__Supplied material__
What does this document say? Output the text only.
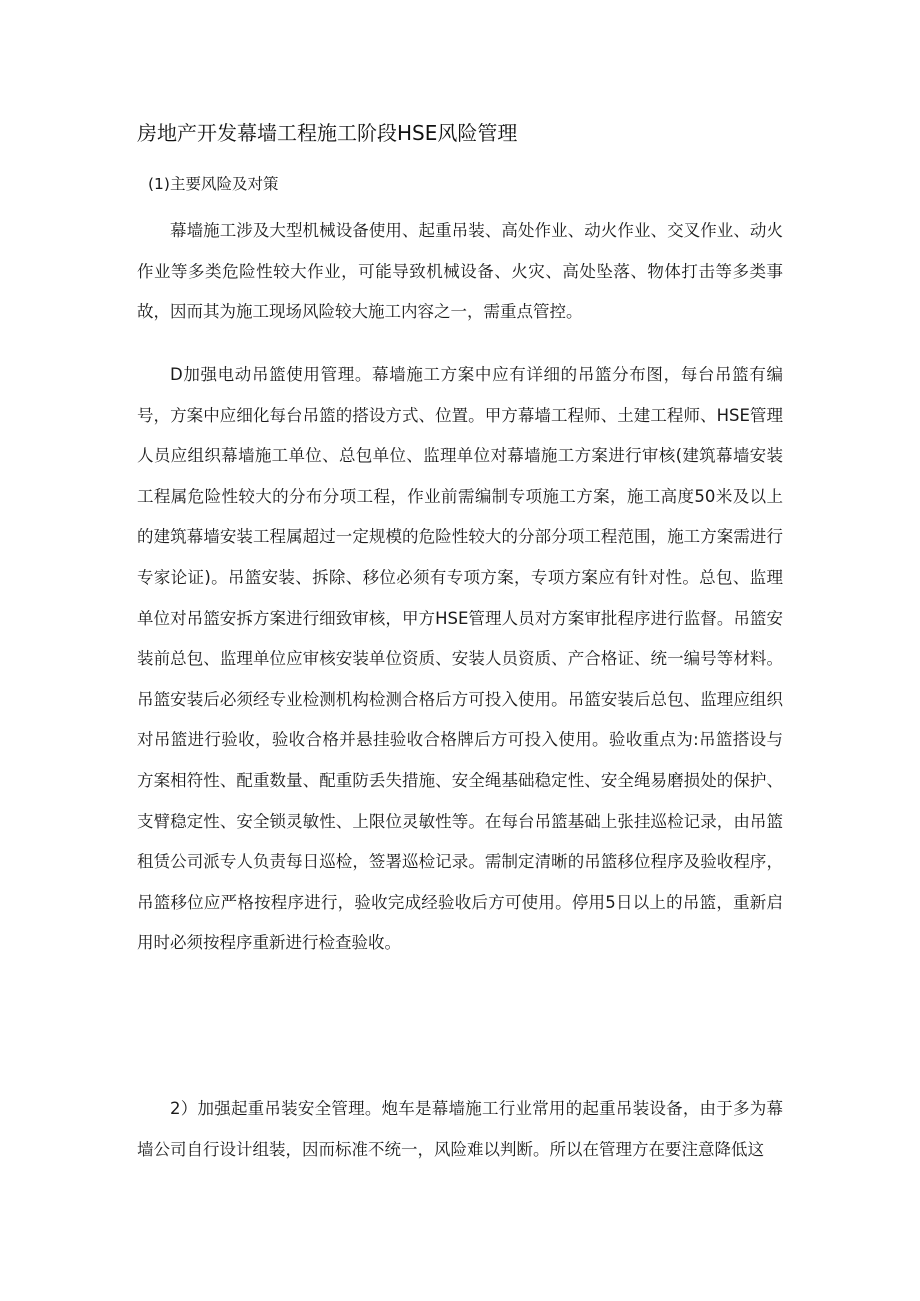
房地产开发幕墙工程施工阶段HSE风险管理
(1)主要风险及对策

幕墙施工涉及大型机械设备使用、起重吊装、高处作业、动火作业、交叉作业、动火作业等多类危险性较大作业，可能导致机械设备、火灾、高处坠落、物体打击等多类事故，因而其为施工现场风险较大施工内容之一，需重点管控。

D加强电动吊篮使用管理。幕墙施工方案中应有详细的吊篮分布图，每台吊篮有编号，方案中应细化每台吊篮的搭设方式、位置。甲方幕墙工程师、土建工程师、HSE管理人员应组织幕墙施工单位、总包单位、监理单位对幕墙施工方案进行审核(建筑幕墙安装工程属危险性较大的分布分项工程，作业前需编制专项施工方案，施工高度50米及以上的建筑幕墙安装工程属超过一定规模的危险性较大的分部分项工程范围，施工方案需进行专家论证)。吊篮安装、拆除、移位必须有专项方案，专项方案应有针对性。总包、监理单位对吊篮安拆方案进行细致审核，甲方HSE管理人员对方案审批程序进行监督。吊篮安装前总包、监理单位应审核安装单位资质、安装人员资质、产合格证、统一编号等材料。吊篮安装后必须经专业检测机构检测合格后方可投入使用。吊篮安装后总包、监理应组织对吊篮进行验收，验收合格并悬挂验收合格牌后方可投入使用。验收重点为:吊篮搭设与方案相符性、配重数量、配重防丢失措施、安全绳基础稳定性、安全绳易磨损处的保护、支臂稳定性、安全锁灵敏性、上限位灵敏性等。在每台吊篮基础上张挂巡检记录，由吊篮租赁公司派专人负责每日巡检，签署巡检记录。需制定清晰的吊篮移位程序及验收程序，吊篮移位应严格按程序进行，验收完成经验收后方可使用。停用5日以上的吊篮，重新启用时必须按程序重新进行检查验收。

2）加强起重吊装安全管理。炮车是幕墙施工行业常用的起重吊装设备，由于多为幕墙公司自行设计组装，因而标准不统一，风险难以判断。所以在管理方在要注意降低这
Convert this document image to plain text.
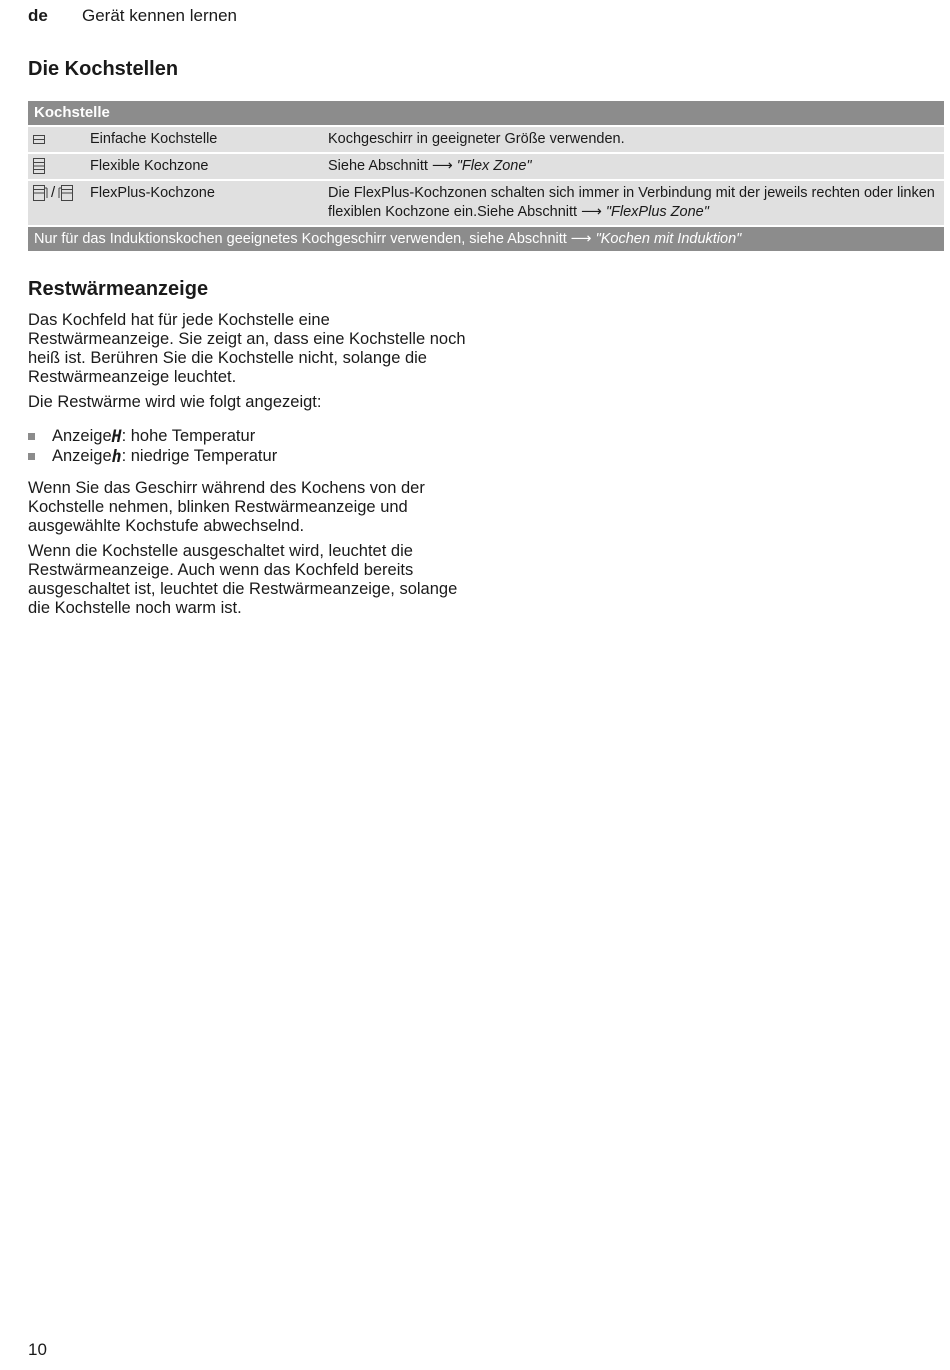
de Gerät kennen lernen
Die Kochstellen
Kochstelle
Einfache Kochstelle	Kochgeschirr in geeigneter Größe verwenden.
Flexible Kochzone	Siehe Abschnitt ⟶ "Flex Zone"
/ FlexPlus-Kochzone	Die FlexPlus-Kochzonen schalten sich immer in Verbindung mit der jeweils rechten oder linken flexiblen Kochzone ein.Siehe Abschnitt ⟶ "FlexPlus Zone"
Nur für das Induktionskochen geeignetes Kochgeschirr verwenden, siehe Abschnitt ⟶ "Kochen mit Induktion"
Restwärmeanzeige

Das Kochfeld hat für jede Kochstelle eine Restwärmeanzeige. Sie zeigt an, dass eine Kochstelle noch heiß ist. Berühren Sie die Kochstelle nicht, solange die Restwärmeanzeige leuchtet.

Die Restwärme wird wie folgt angezeigt:

Anzeige H : hohe Temperatur
Anzeige h : niedrige Temperatur

Wenn Sie das Geschirr während des Kochens von der Kochstelle nehmen, blinken Restwärmeanzeige und ausgewählte Kochstufe abwechselnd.

Wenn die Kochstelle ausgeschaltet wird, leuchtet die Restwärmeanzeige. Auch wenn das Kochfeld bereits ausgeschaltet ist, leuchtet die Restwärmeanzeige, solange die Kochstelle noch warm ist.

10
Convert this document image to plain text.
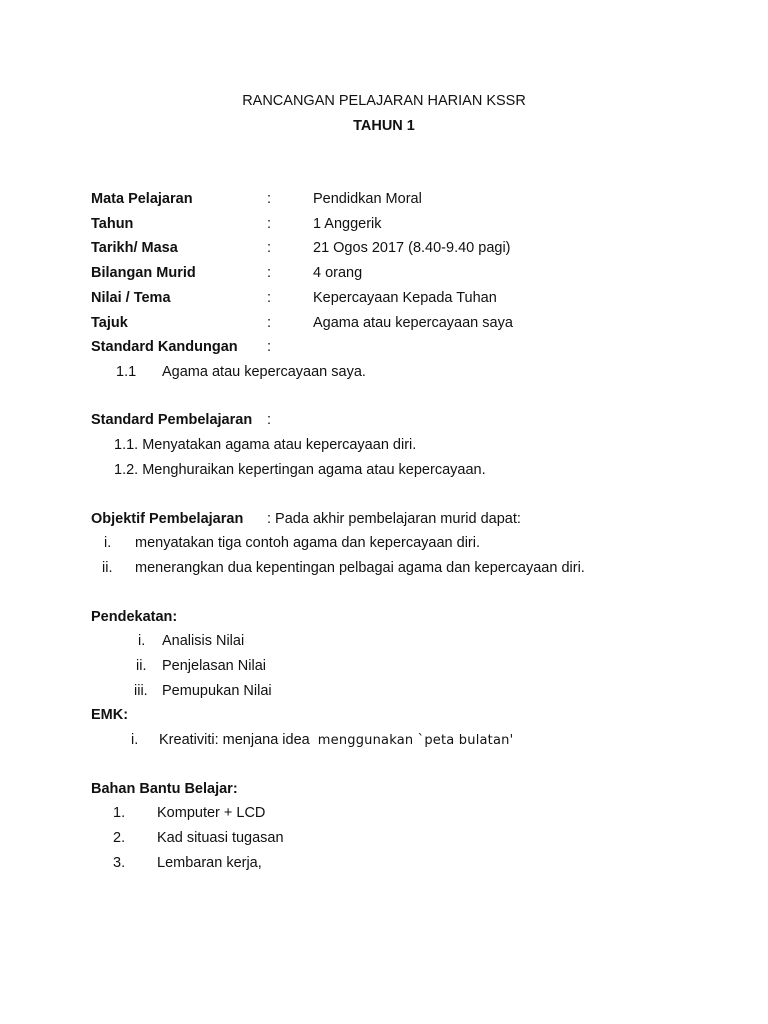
RANCANGAN PELAJARAN HARIAN KSSR
TAHUN 1
Mata Pelajaran	:	Pendidkan Moral
Tahun	:	1 Anggerik
Tarikh/ Masa	:	21 Ogos 2017 (8.40-9.40 pagi)
Bilangan Murid	:	4 orang
Nilai / Tema	:	Kepercayaan Kepada Tuhan
Tajuk	:	Agama atau kepercayaan saya
Standard Kandungan :
1.1 Agama atau kepercayaan saya.
Standard Pembelajaran :
1.1. Menyatakan agama atau kepercayaan diri.
1.2. Menghuraikan kepertingan agama atau kepercayaan.
Objektif Pembelajaran : Pada akhir pembelajaran murid dapat:
i. menyatakan tiga contoh agama dan kepercayaan diri.
ii. menerangkan dua kepentingan pelbagai agama dan kepercayaan diri.
Pendekatan:
i. Analisis Nilai
ii. Penjelasan Nilai
iii. Pemupukan Nilai
EMK:
i. Kreativiti: menjana idea menggunakan `peta bulatan'
Bahan Bantu Belajar:
1. Komputer + LCD
2. Kad situasi tugasan
3. Lembaran kerja,
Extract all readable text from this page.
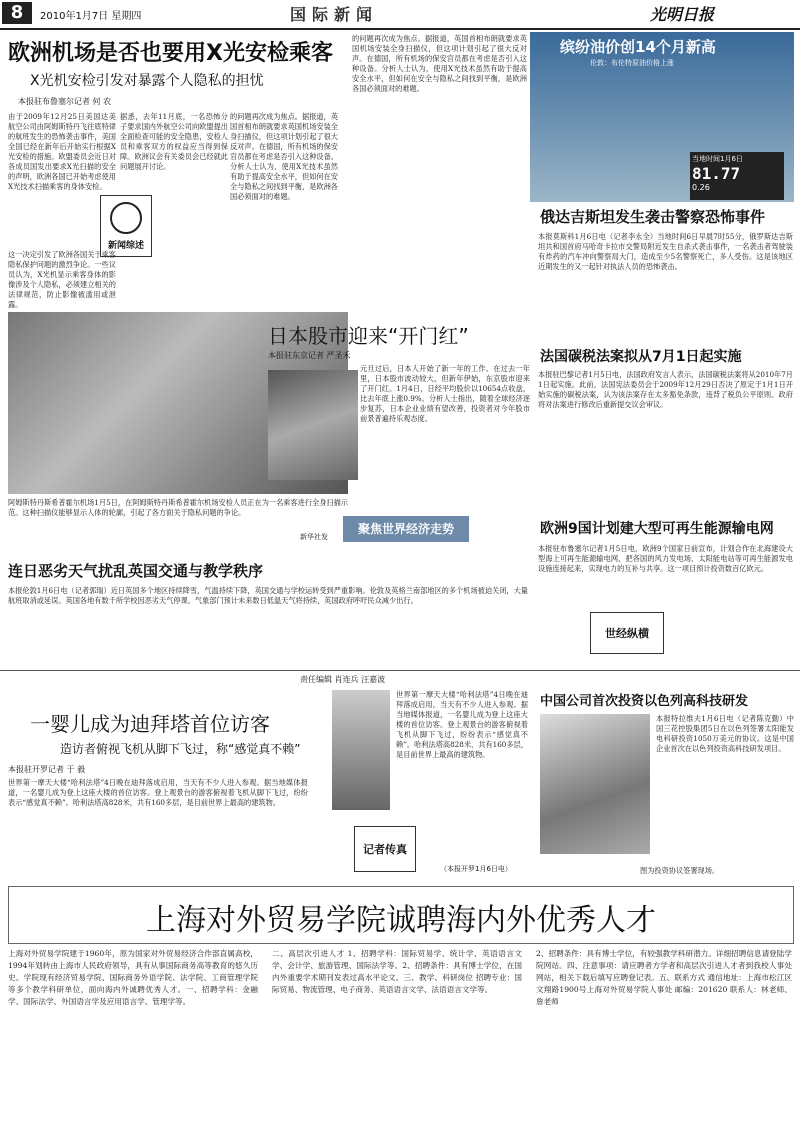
8	2010年1月7日 星期四	国际新闻	光明日报
欧洲机场是否也要用X光安检乘客
X光机安检引发对暴露个人隐私的担忧
本报驻布鲁塞尔记者 何 农
由于2009年12月25日美国达美航空公司由阿姆斯特丹飞往底特律的航班发生的恐怖袭击事件，美国全国已经在新年后开始实行根据X光安检的措施。欧盟委员会近日对各成员国发出要求X光扫描的安全的声明，欧洲各国已开始考虑使用X光技术扫描乘客的身体安检。
这一决定引发了欧洲各国关于乘客隐私保护问题的激烈争论。一些议员认为，X光机显示乘客身体的影像涉及个人隐私，必须建立相关的法律规范，防止影像被滥用或泄露。
据悉，去年11月底，一名恐怖分子要求国内外航空公司向欧盟提出全面检查可能的安全隐患，安检人员和乘客双方的权益应当得到保障。欧洲议会有关委员会已经就此问题展开讨论。
的问题再次成为焦点。据报道，英国首相布朗就要求英国机场安装全身扫描仪，但这项计划引起了很大反对声。在德国，所有机场的保安官员都在考虑是否引入这种设备。分析人士认为，使用X光技术虽然有助于提高安全水平，但如何在安全与隐私之间找到平衡，是欧洲各国必须面对的难题。
新闻综述
阿姆斯特丹斯希普霍尔机场1月5日，在阿姆斯特丹斯希普霍尔机场安检人员正在为一名乘客进行全身扫描示范。这种扫描仪能够显示人体的轮廓，引起了各方面关于隐私问题的争论。
新华社发
的问题再次成为焦点。据报道，英国首相布朗就要求英国机场安装全身扫描仪，但这项计划引起了很大反对声。在德国，所有机场的保安官员都在考虑是否引入这种设备。分析人士认为，使用X光技术虽然有助于提高安全水平，但如何在安全与隐私之间找到平衡，是欧洲各国必须面对的难题。
缤纷油价创14个月新高
伦敦：布伦特原油价格上涨
当地时间1月6日
81.77
0.26
俄达吉斯坦发生袭击警察恐怖事件
本报莫斯科1月6日电（记者李永全）当地时间6日早晨7时55分，俄罗斯达吉斯坦共和国首府马哈奇卡拉市交警局附近发生自杀式袭击事件，一名袭击者驾驶装有炸药的汽车冲向警察局大门，造成至少5名警察死亡，多人受伤。这是该地区近期发生的又一起针对执法人员的恐怖袭击。
日本股市迎来“开门红”
本报驻东京记者 严圣禾
元旦过后，日本人开始了新一年的工作。在过去一年里，日本股市波动较大，但新年伊始，东京股市迎来了开门红。1月4日，日经平均股价以10654点收盘，比去年底上涨0.9%。分析人士指出，随着全球经济逐步复苏，日本企业业绩有望改善，投资者对今年股市前景普遍持乐观态度。
聚焦世界经济走势
法国碳税法案拟从7月1日起实施
本报驻巴黎记者1月5日电，法国政府发言人表示，法国碳税法案将从2010年7月1日起实施。此前，法国宪法委员会于2009年12月29日否决了原定于1月1日开始实施的碳税法案，认为该法案存在太多豁免条款，违背了税负公平原则。政府将对法案进行修改后重新提交议会审议。
欧洲9国计划建大型可再生能源输电网
本报驻布鲁塞尔记者1月5日电，欧洲9个国家日前宣布，计划合作在北海建设大型海上可再生能源输电网，把各国的风力发电场、太阳能电站等可再生能源发电设施连接起来，实现电力的互补与共享。这一项目预计投资数百亿欧元。
世经纵横
连日恶劣天气扰乱英国交通与教学秩序
本报伦敦1月6日电（记者郭瑞）近日英国多个地区持续降雪，气温持续下降，英国交通与学校运转受到严重影响。伦敦及英格兰南部地区的多个机场被迫关闭，大量航班取消或延误。英国各地有数千所学校因恶劣天气停课。气象部门预计未来数日低温天气将持续，英国政府呼吁民众减少出行。
责任编辑 肖连兵 汪嘉波
一婴儿成为迪拜塔首位访客
造访者俯视飞机从脚下飞过，称“感觉真不赖”
本报驻开罗记者 于 毅
世界第一摩天大楼“哈利法塔”4日晚在迪拜落成启用，当天有不少人进入参观。据当地媒体报道，一名婴儿成为登上这座大楼的首位访客。登上观景台的游客俯视着飞机从脚下飞过，纷纷表示“感觉真不赖”。哈利法塔高828米，共有160多层，是目前世界上最高的建筑物。
世界第一摩天大楼“哈利法塔”4日晚在迪拜落成启用，当天有不少人进入参观。据当地媒体报道，一名婴儿成为登上这座大楼的首位访客。登上观景台的游客俯视着飞机从脚下飞过，纷纷表示“感觉真不赖”。哈利法塔高828米，共有160多层，是目前世界上最高的建筑物。
记者传真
（本报开罗1月6日电）
中国公司首次投资以色列高科技研发
本报特拉维夫1月6日电（记者陈克勤）中国三花控股集团5日在以色列签署太阳能发电科研投资1050万美元的协议。这是中国企业首次在以色列投资高科技研发项目。
图为投资协议签署现场。
上海对外贸易学院诚聘海内外优秀人才
上海对外贸易学院建于1960年，原为国家对外贸易经济合作部直属高校，1994年划转由上海市人民政府领导，具有从事国际商务高等教育的悠久历史。学院现有经济贸易学院、国际商务外语学院、法学院、工商管理学院等多个教学科研单位，面向海内外诚聘优秀人才。一、招聘学科：金融学、国际法学、外国语言学及应用语言学、管理学等。
二、高层次引进人才 1、招聘学科：国际贸易学、统计学、英语语言文学、会计学、旅游管理、国际法学等。2、招聘条件：具有博士学位，在国内外重要学术期刊发表过高水平论文。三、教学、科研岗位 招聘专业：国际贸易、物流管理、电子商务、英语语言文学、法语语言文学等。
2、招聘条件：具有博士学位，有较强教学科研潜力。详细招聘信息请登陆学院网站。四、注意事项：请应聘者方学者和高层次引进人才者到我校人事处网站，相关下载后填写应聘登记表。五、联系方式 通信地址：上海市松江区文翔路1900号上海对外贸易学院人事处 邮编：201620 联系人：林老师、詹老师
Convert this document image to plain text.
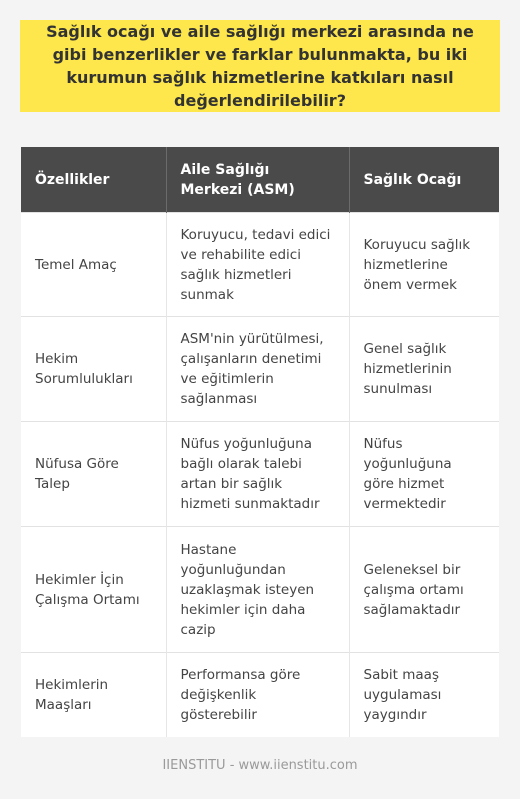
Sağlık ocağı ve aile sağlığı merkezi arasında ne gibi benzerlikler ve farklar bulunmakta, bu iki kurumun sağlık hizmetlerine katkıları nasıl değerlendirilebilir?
Özellikler	Aile Sağlığı Merkezi (ASM)	Sağlık Ocağı
Temel Amaç	Koruyucu, tedavi edici ve rehabilite edici sağlık hizmetleri sunmak	Koruyucu sağlık hizmetlerine önem vermek
Hekim Sorumlulukları	ASM'nin yürütülmesi, çalışanların denetimi ve eğitimlerin sağlanması	Genel sağlık hizmetlerinin sunulması
Nüfusa Göre Talep	Nüfus yoğunluğuna bağlı olarak talebi artan bir sağlık hizmeti sunmaktadır	Nüfus yoğunluğuna göre hizmet vermektedir
Hekimler İçin Çalışma Ortamı	Hastane yoğunluğundan uzaklaşmak isteyen hekimler için daha cazip	Geleneksel bir çalışma ortamı sağlamaktadır
Hekimlerin Maaşları	Performansa göre değişkenlik gösterebilir	Sabit maaş uygulaması yaygındır
IIENSTITU - www.iienstitu.com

__What this task involves__
List all lines where "Standard" occurs.

__The solution__
Standard Kandungan :
Standard Pembelajaran :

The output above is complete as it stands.